§ Page excerpt:
▼▼▼


  1. 1. Brian [ March 06, 2018 @ 07:42AM ]

    I agree that Trucking as a industry needs to make sure its voice is heard in the legislature, and in policy making. The problem is that Chris Spear is not the voice of the industry. He is the voice of the deep pockets of the members of the ATA. This is not the voice of the trucking industry, but rather a very small (around 5-10%) of the market share. Why does HDT continue promoting the ATA?

  2. 2. Richard Davis [ March 06, 2018 @ 09:21AM ]

    The Truth, coming from the ATA? If Spear's really wants to tell everyone the truth, he should start by telling them the ATA, is NOT for the truck-driver. He should tell people the ATA, is for the companies, mainly the large ones. That is the Truth. The ATA doesn't think the truck-drivers deserve a decent pay. They should only be paid for mileage. Nothing else, like detention. Tell people the ATA only wants what big companies want, not the drivers.

  3. 3. B. Hacket [ March 06, 2018 @ 01:10PM ]

    ATA does not represent the trucking industry well, if at all. This includes the big boys. That's why trucking companies are always canceling their memberships. They are bit players in the lobbying world, almost irrelevant. Tax reform was successfully advocated by the U.S. Chamber of Commerce and various other significant business organizations in D.C. ATA was just playing "Me too!" This will never change as long as they continue their current practice of hiring staff who have absolutely no trucking experience whatsoever. TMC has been, in the past, the one positive aspect of ATA, but the Council's entrance into the policy world will probably, eventually, lower it's standards down to that of ATA's, which is too bad.

  4. 4. Kevin Hopkins [ March 06, 2018 @ 08:50PM ]

    Spears never has been & never will be a voice for the real truckdrivers of our nation! Nor is anyone else in the ATA!!!!
▲▲▲
§ Entries provided:
▼▼▼
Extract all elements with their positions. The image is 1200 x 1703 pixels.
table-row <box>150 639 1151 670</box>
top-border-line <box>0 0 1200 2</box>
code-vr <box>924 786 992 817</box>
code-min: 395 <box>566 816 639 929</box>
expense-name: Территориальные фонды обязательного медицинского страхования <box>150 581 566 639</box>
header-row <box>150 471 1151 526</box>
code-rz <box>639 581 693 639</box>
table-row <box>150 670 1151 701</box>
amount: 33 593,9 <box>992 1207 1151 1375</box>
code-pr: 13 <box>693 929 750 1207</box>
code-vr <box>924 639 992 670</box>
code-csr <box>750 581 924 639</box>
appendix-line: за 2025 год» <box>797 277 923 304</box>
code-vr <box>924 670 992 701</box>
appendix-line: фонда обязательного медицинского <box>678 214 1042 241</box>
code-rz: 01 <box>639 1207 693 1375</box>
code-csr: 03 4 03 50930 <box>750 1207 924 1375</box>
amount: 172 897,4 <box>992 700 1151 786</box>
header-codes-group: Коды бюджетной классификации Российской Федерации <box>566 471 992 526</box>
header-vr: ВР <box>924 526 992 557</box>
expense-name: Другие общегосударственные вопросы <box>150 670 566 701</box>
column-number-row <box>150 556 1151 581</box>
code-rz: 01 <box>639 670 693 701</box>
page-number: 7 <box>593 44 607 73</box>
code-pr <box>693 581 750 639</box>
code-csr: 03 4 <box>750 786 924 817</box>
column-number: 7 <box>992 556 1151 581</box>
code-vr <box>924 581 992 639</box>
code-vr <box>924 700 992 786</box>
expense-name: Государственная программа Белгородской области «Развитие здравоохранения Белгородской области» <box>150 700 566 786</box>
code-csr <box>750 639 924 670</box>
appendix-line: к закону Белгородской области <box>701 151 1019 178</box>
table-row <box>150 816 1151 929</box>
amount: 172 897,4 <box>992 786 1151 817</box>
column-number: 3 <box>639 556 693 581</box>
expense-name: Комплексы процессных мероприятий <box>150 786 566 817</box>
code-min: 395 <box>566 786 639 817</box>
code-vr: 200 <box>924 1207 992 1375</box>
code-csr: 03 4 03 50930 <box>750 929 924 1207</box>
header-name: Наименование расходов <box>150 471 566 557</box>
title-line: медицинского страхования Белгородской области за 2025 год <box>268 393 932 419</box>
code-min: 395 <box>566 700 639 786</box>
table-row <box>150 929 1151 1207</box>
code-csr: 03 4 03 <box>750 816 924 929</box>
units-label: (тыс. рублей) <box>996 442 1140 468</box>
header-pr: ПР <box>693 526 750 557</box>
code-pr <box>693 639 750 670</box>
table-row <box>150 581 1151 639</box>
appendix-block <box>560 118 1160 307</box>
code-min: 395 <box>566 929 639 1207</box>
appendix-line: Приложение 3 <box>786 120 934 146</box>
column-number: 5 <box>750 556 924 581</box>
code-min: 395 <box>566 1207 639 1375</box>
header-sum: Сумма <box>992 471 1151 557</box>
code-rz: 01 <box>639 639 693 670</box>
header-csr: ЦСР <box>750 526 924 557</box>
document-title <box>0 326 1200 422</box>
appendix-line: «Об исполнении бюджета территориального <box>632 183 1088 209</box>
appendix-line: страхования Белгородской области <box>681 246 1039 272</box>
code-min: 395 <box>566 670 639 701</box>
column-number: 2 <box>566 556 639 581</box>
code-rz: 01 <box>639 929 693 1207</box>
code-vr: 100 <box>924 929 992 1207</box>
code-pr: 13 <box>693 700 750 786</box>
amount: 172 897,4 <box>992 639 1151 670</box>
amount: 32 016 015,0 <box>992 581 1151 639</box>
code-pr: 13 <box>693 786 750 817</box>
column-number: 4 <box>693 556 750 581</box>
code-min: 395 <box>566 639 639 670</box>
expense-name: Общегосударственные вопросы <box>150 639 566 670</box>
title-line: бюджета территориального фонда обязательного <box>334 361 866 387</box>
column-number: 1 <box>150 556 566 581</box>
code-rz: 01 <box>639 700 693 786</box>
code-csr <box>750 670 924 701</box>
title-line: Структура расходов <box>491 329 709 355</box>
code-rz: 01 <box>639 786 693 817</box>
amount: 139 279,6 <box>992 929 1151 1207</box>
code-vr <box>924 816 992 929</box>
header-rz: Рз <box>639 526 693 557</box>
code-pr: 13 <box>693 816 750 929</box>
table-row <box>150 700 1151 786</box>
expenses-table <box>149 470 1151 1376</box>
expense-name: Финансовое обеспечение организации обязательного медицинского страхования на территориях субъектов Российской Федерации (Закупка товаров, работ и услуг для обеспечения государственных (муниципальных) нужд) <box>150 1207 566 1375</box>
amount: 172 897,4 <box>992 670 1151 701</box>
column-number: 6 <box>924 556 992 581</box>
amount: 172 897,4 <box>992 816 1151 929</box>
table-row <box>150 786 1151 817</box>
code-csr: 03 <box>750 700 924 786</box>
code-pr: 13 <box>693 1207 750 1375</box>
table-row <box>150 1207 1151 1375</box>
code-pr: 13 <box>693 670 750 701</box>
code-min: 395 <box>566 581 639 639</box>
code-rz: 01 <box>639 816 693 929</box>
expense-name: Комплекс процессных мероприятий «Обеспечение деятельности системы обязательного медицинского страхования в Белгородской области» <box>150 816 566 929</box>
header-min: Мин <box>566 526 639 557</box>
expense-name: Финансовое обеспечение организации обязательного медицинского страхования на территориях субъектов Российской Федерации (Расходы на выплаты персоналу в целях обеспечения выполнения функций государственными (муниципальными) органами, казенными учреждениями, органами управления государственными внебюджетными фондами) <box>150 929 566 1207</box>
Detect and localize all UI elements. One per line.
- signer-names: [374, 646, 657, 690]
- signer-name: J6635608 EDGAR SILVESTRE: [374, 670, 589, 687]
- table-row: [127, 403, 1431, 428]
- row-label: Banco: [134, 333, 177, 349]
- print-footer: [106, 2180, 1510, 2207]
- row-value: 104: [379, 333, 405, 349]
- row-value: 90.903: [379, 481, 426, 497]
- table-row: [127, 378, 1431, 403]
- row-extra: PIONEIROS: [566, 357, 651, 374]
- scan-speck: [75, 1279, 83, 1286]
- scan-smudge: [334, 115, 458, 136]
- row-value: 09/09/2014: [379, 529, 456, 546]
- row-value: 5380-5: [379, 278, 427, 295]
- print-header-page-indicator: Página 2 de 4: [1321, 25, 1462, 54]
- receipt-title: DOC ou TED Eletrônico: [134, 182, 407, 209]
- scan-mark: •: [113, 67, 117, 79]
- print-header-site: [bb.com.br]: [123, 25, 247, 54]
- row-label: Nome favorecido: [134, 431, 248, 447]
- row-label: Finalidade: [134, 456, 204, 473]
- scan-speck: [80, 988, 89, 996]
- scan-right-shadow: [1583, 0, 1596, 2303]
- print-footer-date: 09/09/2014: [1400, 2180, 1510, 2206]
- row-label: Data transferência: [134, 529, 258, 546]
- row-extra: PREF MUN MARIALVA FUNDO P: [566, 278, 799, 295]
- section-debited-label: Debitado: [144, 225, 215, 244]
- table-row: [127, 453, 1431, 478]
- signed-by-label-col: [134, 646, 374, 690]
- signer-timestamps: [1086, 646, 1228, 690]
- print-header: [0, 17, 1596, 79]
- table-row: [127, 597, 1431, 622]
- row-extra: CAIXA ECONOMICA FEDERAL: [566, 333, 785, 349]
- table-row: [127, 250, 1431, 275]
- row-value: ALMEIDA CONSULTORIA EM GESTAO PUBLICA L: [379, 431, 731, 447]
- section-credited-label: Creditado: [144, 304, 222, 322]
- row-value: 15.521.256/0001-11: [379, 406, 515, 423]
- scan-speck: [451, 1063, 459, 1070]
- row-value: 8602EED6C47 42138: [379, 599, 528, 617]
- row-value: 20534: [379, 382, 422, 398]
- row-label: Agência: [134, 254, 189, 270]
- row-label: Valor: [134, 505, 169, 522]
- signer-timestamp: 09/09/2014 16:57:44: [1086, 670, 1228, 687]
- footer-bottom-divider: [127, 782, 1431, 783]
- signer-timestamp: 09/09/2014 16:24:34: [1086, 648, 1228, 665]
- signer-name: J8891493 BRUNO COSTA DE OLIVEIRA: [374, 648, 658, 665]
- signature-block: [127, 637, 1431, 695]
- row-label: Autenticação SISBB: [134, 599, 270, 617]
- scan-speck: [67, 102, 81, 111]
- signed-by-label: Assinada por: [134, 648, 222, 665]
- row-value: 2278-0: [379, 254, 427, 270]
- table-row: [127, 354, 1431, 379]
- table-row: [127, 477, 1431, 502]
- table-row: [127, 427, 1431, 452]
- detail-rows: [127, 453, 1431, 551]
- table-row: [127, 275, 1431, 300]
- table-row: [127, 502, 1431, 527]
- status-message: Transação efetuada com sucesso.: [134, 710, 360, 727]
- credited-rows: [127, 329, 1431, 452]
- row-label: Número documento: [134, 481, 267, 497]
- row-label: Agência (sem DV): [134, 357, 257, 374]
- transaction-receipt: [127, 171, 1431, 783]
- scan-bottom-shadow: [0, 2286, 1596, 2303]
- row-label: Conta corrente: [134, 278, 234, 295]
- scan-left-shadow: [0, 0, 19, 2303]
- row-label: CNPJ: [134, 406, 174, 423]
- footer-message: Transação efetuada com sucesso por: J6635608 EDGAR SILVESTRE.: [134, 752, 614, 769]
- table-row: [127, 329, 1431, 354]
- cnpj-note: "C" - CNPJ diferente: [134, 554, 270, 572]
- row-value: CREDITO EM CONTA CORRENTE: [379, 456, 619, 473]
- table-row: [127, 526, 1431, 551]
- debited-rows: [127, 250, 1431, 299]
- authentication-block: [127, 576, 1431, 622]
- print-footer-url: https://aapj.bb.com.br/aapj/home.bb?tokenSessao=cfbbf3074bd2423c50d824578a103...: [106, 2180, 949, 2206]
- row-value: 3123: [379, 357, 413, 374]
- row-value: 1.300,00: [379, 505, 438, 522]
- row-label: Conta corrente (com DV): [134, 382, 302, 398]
▲▲▲
Carry on the reader comments about the ATA and Chris Spear from the last comment shown. The rows come from a different source than the text.

§ Answer for the task:
  5. 5. Kevin Hopkins [ March 06, 2018 @ 08:53PM ]

    Spears is not & never will be a voice for us, the real truckdrivers! Nor is anyone else at the ATA!!!
    Why don't yall listen to us?????
    We all have a voice all our own!!!

  6. 6. Tim [ March 07, 2018 @ 01:28PM ]

    Chris Spears came from Hyundai, knows nothing about trucking and only wants for our industry what the mega carriers tell him they want. He and the ATA have left 85% of the drivers and o/o out of the conversation for decades. This will all come to an end on April 9th, everyone head to DC and we will be heard. They can't ignore us if we unite, and demand to be heard. We can tell them what we want and what we don't, if its about safety then talk with the safest on the road, all it takes is unity. If you can't come to DC then at least take 3 or 4 sick days. #mondayinformation

  7. 7. Chuck Biddles [ March 08, 2018 @ 11:59PM ]

    This guy don't give a shit about the true American truck. O/O, Small Company's that r the ones that make up for around 70% of the industry. So how in the hell can he say he represents the trucking industry.

  8. 8. Tom Selhorst [ March 09, 2018 @ 02:40PM ]

    Wow i would love to buy this guy for what he is worth and sell him for what he thinks HE is worth. I would be able to pay cash for an entire new interstate systems that includes truck parking.What he knows about being a trucker you could put in a thimble and have room for a quart of oil. I wonder if he would be willing to sign a contract that if the death toll on the interstate go up he would be held accountable ? Every driver out here is accountable for decisions they make from that seat he should be held accountable for decisions he makes from his seat..Bet he wouldn't sign . This man is very ill. I fought my ass off trying to save a 2 year old baby from a burning car and i was not able to save him and this haunts me yet to this day.Chris is living in a fantasy world and thinks he can fix everything. He is does not know enough to be speaking for anyone in this industry. Maybe one day he will be at the seen of an accident and he might not be able to save someone he may look at this eld and realize it's not the paper log or the e log the kills people it people that kill people. I loved my job for 31 years and Chris now has me hating my job.I hope he has good luck with the fake driver shortage. The man has to be the most hated person in the industry. Very very ill man.